■ **WHAT THE EXERCISE ASKS**: Exactly repeat the full listing that follows.

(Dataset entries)
——————————
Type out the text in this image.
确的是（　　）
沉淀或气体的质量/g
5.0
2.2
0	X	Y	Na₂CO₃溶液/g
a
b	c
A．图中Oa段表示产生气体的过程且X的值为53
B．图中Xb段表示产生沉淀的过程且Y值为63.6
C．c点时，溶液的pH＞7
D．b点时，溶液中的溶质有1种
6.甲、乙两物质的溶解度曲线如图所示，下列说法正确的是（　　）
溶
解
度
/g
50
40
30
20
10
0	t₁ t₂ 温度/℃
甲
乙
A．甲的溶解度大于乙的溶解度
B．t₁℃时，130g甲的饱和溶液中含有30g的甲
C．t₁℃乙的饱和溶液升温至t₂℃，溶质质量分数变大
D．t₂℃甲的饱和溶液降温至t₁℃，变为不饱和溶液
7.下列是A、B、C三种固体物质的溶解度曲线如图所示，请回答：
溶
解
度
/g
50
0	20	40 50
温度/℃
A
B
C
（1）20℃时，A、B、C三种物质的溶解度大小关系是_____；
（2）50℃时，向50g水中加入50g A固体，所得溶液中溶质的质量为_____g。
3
——————————
■ **RESULT OF THE TASK**:
Type out the text in this image.
确的是（　　）
沉淀或气体的质量/g
5.0
2.2
0	X	Y	Na₂CO₃溶液/g
a
b	c
A．图中Oa段表示产生气体的过程且X的值为53
B．图中Xb段表示产生沉淀的过程且Y值为63.6
C．c点时，溶液的pH＞7
D．b点时，溶液中的溶质有1种
6.甲、乙两物质的溶解度曲线如图所示，下列说法正确的是（　　）
溶
解
度
/g
50
40
30
20
10
0	t₁ t₂ 温度/℃
甲
乙
A．甲的溶解度大于乙的溶解度
B．t₁℃时，130g甲的饱和溶液中含有30g的甲
C．t₁℃乙的饱和溶液升温至t₂℃，溶质质量分数变大
D．t₂℃甲的饱和溶液降温至t₁℃，变为不饱和溶液
7.下列是A、B、C三种固体物质的溶解度曲线如图所示，请回答：
溶
解
度
/g
50
0	20	40 50
温度/℃
A
B
C
（1）20℃时，A、B、C三种物质的溶解度大小关系是_____；
（2）50℃时，向50g水中加入50g A固体，所得溶液中溶质的质量为_____g。
3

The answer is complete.